» CHALLENGE
From the listing below, extract each line containing the string "specified".

» TASK INPUTS
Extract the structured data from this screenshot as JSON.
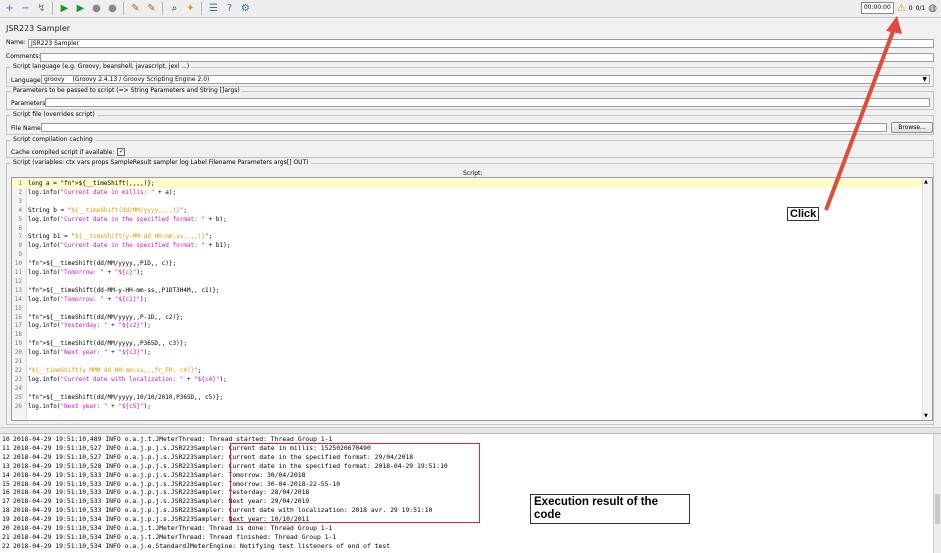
{
  "toolbar": {
    "timer": "00:00:00",
    "warnings": "0",
    "threads": "0/1"
  },
  "sampler": {
    "title": "JSR223 Sampler",
    "name_label": "Name:",
    "name_value": "JSR223 Sampler",
    "comments_label": "Comments:"
  },
  "script_language": {
    "legend": "Script language (e.g. Groovy, beanshell, javascript, jexl ...)",
    "label": "Language:",
    "value": "groovy",
    "engine": "(Groovy 2.4.13 / Groovy Scripting Engine 2.0)"
  },
  "parameters": {
    "legend": "Parameters to be passed to script (=> String Parameters and String []args)",
    "label": "Parameters:"
  },
  "script_file": {
    "legend": "Script file (overrides script)",
    "label": "File Name:",
    "browse": "Browse..."
  },
  "caching": {
    "legend": "Script compilation caching",
    "label": "Cache compiled script if available:",
    "checked": "✓"
  },
  "script": {
    "legend": "Script (variables: ctx vars props SampleResult sampler log Label Filename Parameters args[] OUT)",
    "header": "Script:",
    "lines": [
      "long a = ${__timeShift(,,,,)};",
      "log.info(\"Current date in millis: \" + a);",
      "",
      "String b = \"${__timeShift(dd/MM/yyyy,,,,)}\";",
      "log.info(\"Current date in the specified format: \" + b);",
      "",
      "String b1 = \"${__timeShift(y-MM-dd HH:mm:ss,,,,)}\";",
      "log.info(\"Current date in the specified format: \" + b1);",
      "",
      "${__timeShift(dd/MM/yyyy,,P1D,, c)};",
      "log.info(\"Tomorrow: \" + \"${c}\");",
      "",
      "${__timeShift(dd-MM-y-HH-mm-ss,,P1DT3H4M,, c1)};",
      "log.info(\"Tomorrow: \" + \"${c1}\");",
      "",
      "${__timeShift(dd/MM/yyyy,,P-1D,, c2)};",
      "log.info(\"Yesterday: \" + \"${c2}\");",
      "",
      "${__timeShift(dd/MM/yyyy,,P365D,, c3)};",
      "log.info(\"Next year: \" + \"${c3}\");",
      "",
      "\"${__timeShift(y MMM dd HH:mm:ss,,,fr_FR, c4)}\";",
      "log.info(\"Current date with localization: \" + \"${c4}\");",
      "",
      "${__timeShift(dd/MM/yyyy,10/10/2010,P365D,, c5)};",
      "log.info(\"Next year: \" + \"${c5}\");"
    ]
  },
  "log": {
    "lines": [
      [
        "10",
        "2018-04-29 19:51:10,489 INFO o.a.j.t.JMeterThread: ",
        "Thread started: Thread Group 1-1"
      ],
      [
        "11",
        "2018-04-29 19:51:10,527 INFO o.a.j.p.j.s.JSR223Sampler: ",
        "Current date in millis: 1525020670490"
      ],
      [
        "12",
        "2018-04-29 19:51:10,527 INFO o.a.j.p.j.s.JSR223Sampler: ",
        "Current date in the specified format: 29/04/2018"
      ],
      [
        "13",
        "2018-04-29 19:51:10,528 INFO o.a.j.p.j.s.JSR223Sampler: ",
        "Current date in the specified format: 2018-04-29 19:51:10"
      ],
      [
        "14",
        "2018-04-29 19:51:10,533 INFO o.a.j.p.j.s.JSR223Sampler: ",
        "Tomorrow: 30/04/2018"
      ],
      [
        "15",
        "2018-04-29 19:51:10,533 INFO o.a.j.p.j.s.JSR223Sampler: ",
        "Tomorrow: 30-04-2018-22-55-10"
      ],
      [
        "16",
        "2018-04-29 19:51:10,533 INFO o.a.j.p.j.s.JSR223Sampler: ",
        "Yesterday: 28/04/2018"
      ],
      [
        "17",
        "2018-04-29 19:51:10,533 INFO o.a.j.p.j.s.JSR223Sampler: ",
        "Next year: 29/04/2019"
      ],
      [
        "18",
        "2018-04-29 19:51:10,533 INFO o.a.j.p.j.s.JSR223Sampler: ",
        "Current date with localization: 2018 avr. 29 19:51:10"
      ],
      [
        "19",
        "2018-04-29 19:51:10,534 INFO o.a.j.p.j.s.JSR223Sampler: ",
        "Next year: 10/10/2011"
      ],
      [
        "20",
        "2018-04-29 19:51:10,534 INFO o.a.j.t.JMeterThread: ",
        "Thread is done: Thread Group 1-1"
      ],
      [
        "21",
        "2018-04-29 19:51:10,534 INFO o.a.j.t.JMeterThread: ",
        "Thread finished: Thread Group 1-1"
      ],
      [
        "22",
        "2018-04-29 19:51:10,534 INFO o.a.j.e.StandardJMeterEngine: ",
        "Notifying test listeners of end of test"
      ]
    ]
  },
  "annotations": {
    "click": "Click",
    "execution": "Execution result of the code"
  },
  "colors": {
    "highlight_box": "#e02a2a",
    "arrow": "#e04a3f",
    "string": "#d30fcf",
    "function": "#e39a00"
  }
}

» SOLUTION TO THE PROBLEM
      "log.info(\"Current date in the specified format: \" + b);",
      "log.info(\"Current date in the specified format: \" + b1);",
        "Current date in the specified format: 29/04/2018"
        "Current date in the specified format: 2018-04-29 19:51:10"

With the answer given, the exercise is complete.